Document section —

* Begin *

The FTIR spectrum of ZnFe₂O₄@Chitosan revealed the functional groups it contained, as shown in Figure 1a. The spectrum revealed a peak at 3420 cm⁻¹, which was attributed to the O-H stretching, while the peak at 2892 cm⁻¹ was assigned to the C-H stretching of alkane. The -NH₃C stretch was observed at 2352 cm⁻¹, while the signal corresponding to the C=O carbonyl stretch of amide was seen at 1612 cm⁻¹. The N-H and C-H bending appeared at 1584 and 1580 cm⁻¹, respectively. The peak at 1432 cm⁻¹ was assigned to C-O stretch, while the anti-asymmetric stretching vibration of C-O-C appeared at 1027 cm⁻¹. The signals appearing at 593 and 387 cm⁻¹ correspond to the stretching frequencies of Zn-O and Fe-O, respectively. The BET surface area of ZnFe₂O₄@Chitosan is shown in Figure 1b, which revealed a surface area of 12.96 m² g⁻¹, total pore volume (at P/P_o = 0.900) of 0.109 cm³g⁻¹ and a mean pore diameter of 33.71 nm. The BET isotherm exhibited by ZnFe₂O₄@Chitosan is of type II, which suggests unrestricted monolayer–multilayer adsorption that is common to mesoporous adsorbents [21]. The XRD diffraction (Figure 1c) showed the most intense peak at 2θ = 35.61° with a plane spacing corresponding to (311), which is the plane previously reported for ZnFe₂O₄ particles [22] with other planes corresponding to (110), (111), (134), (220), (222), (400), (422), (511), (440), (620), (533), (444), (642), (731) and (800), as seen in the pattern [22,23]. Equation (5) shows an expression from which the crystallite size of ZnFe₂O₄@Chitosan may be calculated considering its X-ray line broadening from the reflections of (311) and Debye–Scherrer’s formula [24]:

$$D=\frac{K\lambda }{\beta Cos\theta }$$

(5)

From Equation (5), D is the average crystallite size of ZnFe₂O₄@Chitosan, K represents a constant taken as 0.89. λ is the X-ray wavelength (1.5406 Å), while β and θ are the full width of diffraction line at half of the maximum intensity (FWHM) and Bragg’s angle (at peak (311)), respectively [25]. The crystallite size for ZnFe₂O₄@Chitosan was found to be 35.14 nm. The crystallite size is important in understanding its diffusion properties. Apparently, this can be expressed as [26,27]:

Ʈ = r²ᴫ²D

(6)

where Ʈ is the average diffusion time of charge carriers from bulk solution to the surface of ZnFe₂O₄@Chitosan, and D represents the diffusion coefficient of the charges. According to the expression (Equation (6)), the larger the size of a catalyst, the longer the diffusion time, which means the more susceptible it is to aggregation (recombination effect). Such recombination leads to decreased catalytic property [27,28]. It is important that the crystallite size is small. The crystallite size of ZnFe₂O₄@Chitosan falls withing the range of previously reported sizes (37 to 45 nm) for spinel ferrite [29], suggesting a good catalyst functional size for ZnFe₂O₄@Chitosan.

* End *

Work to do —
Rewrite everything from "where Ʈ is the" down to "size for ZnFe₂O₄@Chitosan." in the ZnFe₂O₄@Chitosan characterization text, and switch "aggregation" to "clumping".

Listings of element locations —
* Begin *

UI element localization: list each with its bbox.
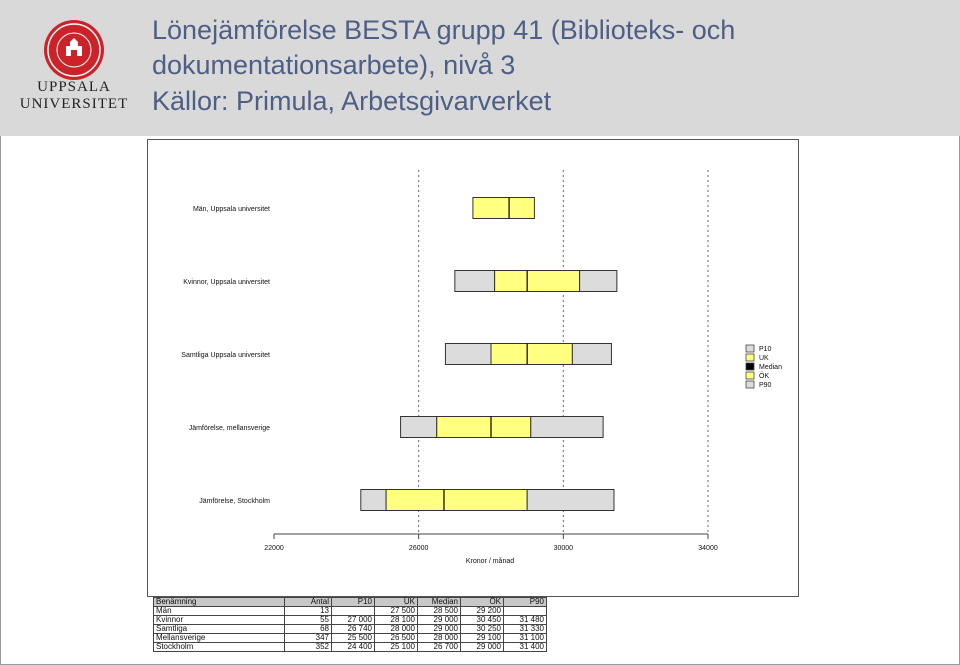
- chart-boxes: [360, 197, 618, 511]
- statistics-table: Benämning Antal P10 UK Median ÖK P90 Män 13 27 50…: [153, 597, 547, 652]
- category-label-4: Jämförelse, Stockholm: [199, 498, 270, 505]
- university-seal-icon: [44, 20, 104, 80]
- box-p90-segment-2: [571, 343, 612, 365]
- box-p90-segment-4: [526, 489, 615, 511]
- legend-swatch-0: [745, 344, 755, 353]
- statistics-table-wrap: Benämning Antal P10 UK Median ÖK P90 Män 13 27 50…: [153, 597, 547, 652]
- table-row: Stockholm 352 24 400 25 100 26 700 29 000 31 4…: [153, 642, 547, 652]
- table-header-cell: P10: [331, 597, 375, 607]
- table-header-cell: Benämning: [153, 597, 285, 607]
- legend-label-2: Median: [759, 364, 782, 371]
- table-cell: 24 400: [331, 642, 375, 652]
- table-cell: 29 000: [460, 642, 504, 652]
- legend-label-1: UK: [759, 355, 769, 362]
- legend-swatch-4: [745, 380, 755, 389]
- category-label-3: Jämförelse, mellansverige: [189, 425, 270, 432]
- x-tick-label-3: 34000: [698, 545, 718, 552]
- box-p10-segment-3: [400, 416, 438, 438]
- chart-category-labels: Män, Uppsala universitet Kvinnor, Uppsala…: [181, 206, 270, 505]
- salary-box-chart: Män, Uppsala universitet Kvinnor, Uppsala…: [181, 170, 782, 565]
- box-quartile-segment-3: [436, 416, 532, 438]
- box-quartile-segment-2: [490, 343, 573, 365]
- logo-text-line1: UPPSALA: [37, 79, 111, 95]
- box-p10-segment-2: [444, 343, 492, 365]
- x-tick-label-0: 22000: [264, 545, 284, 552]
- box-quartile-segment-0: [472, 197, 535, 219]
- x-axis-label: Kronor / månad: [466, 557, 514, 565]
- box-p10-segment-1: [454, 270, 496, 292]
- table-cell: 352: [284, 642, 332, 652]
- table-row: Män 13 27 500 28 500 29 200: [153, 606, 547, 616]
- legend-label-3: ÖK: [759, 372, 769, 380]
- table-header-cell: P90: [503, 597, 547, 607]
- table-row: Samtliga 68 26 740 28 000 29 000 30 250 31 330: [153, 624, 547, 634]
- legend-label-4: P90: [759, 382, 772, 389]
- box-p90-segment-1: [579, 270, 618, 292]
- box-quartile-segment-1: [494, 270, 581, 292]
- legend-swatch-3: [745, 371, 755, 380]
- box-quartile-segment-4: [385, 489, 528, 511]
- chart-x-ticks: 22000 26000 30000 34000: [264, 534, 718, 552]
- table-row: Kvinnor 55 27 000 28 100 29 000 30 450 31 480: [153, 615, 547, 625]
- table-cell: 25 100: [374, 642, 418, 652]
- logo-text-line2: UNIVERSITET: [19, 96, 129, 112]
- page-title-line1: Lönejämförelse BESTA grupp 41 (Bibliotek…: [152, 15, 736, 45]
- table-cell: 31 400: [503, 642, 547, 652]
- header-bar: UPPSALA UNIVERSITET Lönejämförelse BESTA…: [0, 0, 960, 136]
- category-label-0: Män, Uppsala universitet: [193, 206, 270, 213]
- category-label-2: Samtliga Uppsala universitet: [181, 352, 270, 359]
- box-p90-segment-3: [530, 416, 604, 438]
- table-cell: 26 700: [417, 642, 461, 652]
- chart-panel: Män, Uppsala universitet Kvinnor, Uppsala…: [147, 139, 799, 597]
- x-tick-label-2: 30000: [554, 545, 574, 552]
- table-cell: Stockholm: [153, 642, 285, 652]
- legend-swatch-2: [745, 362, 755, 371]
- legend-label-0: P10: [759, 346, 772, 353]
- page-title-line3: Källor: Primula, Arbetsgivarverket: [152, 86, 552, 116]
- category-label-1: Kvinnor, Uppsala universitet: [183, 279, 270, 286]
- page-title-line2: dokumentationsarbete), nivå 3: [152, 50, 516, 80]
- legend-swatch-1: [745, 353, 755, 362]
- x-tick-label-1: 26000: [409, 545, 429, 552]
- box-p10-segment-4: [360, 489, 387, 511]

* End *

Answer to the task —
where Ʈ is the average diffusion time of charge carriers from bulk solution to the surface of ZnFe₂O₄@Chitosan, and D represents the diffusion coefficient of the charges. According to the expression (Equation (6)), the larger the size of a catalyst, the longer the diffusion time, which means the more susceptible it is to clumping (recombination effect). Such recombination leads to decreased catalytic property [27,28]. It is important that the crystallite size is small. The crystallite size of ZnFe₂O₄@Chitosan falls withing the range of previously reported sizes (37 to 45 nm) for spinel ferrite [29], suggesting a good catalyst functional size for ZnFe₂O₄@Chitosan.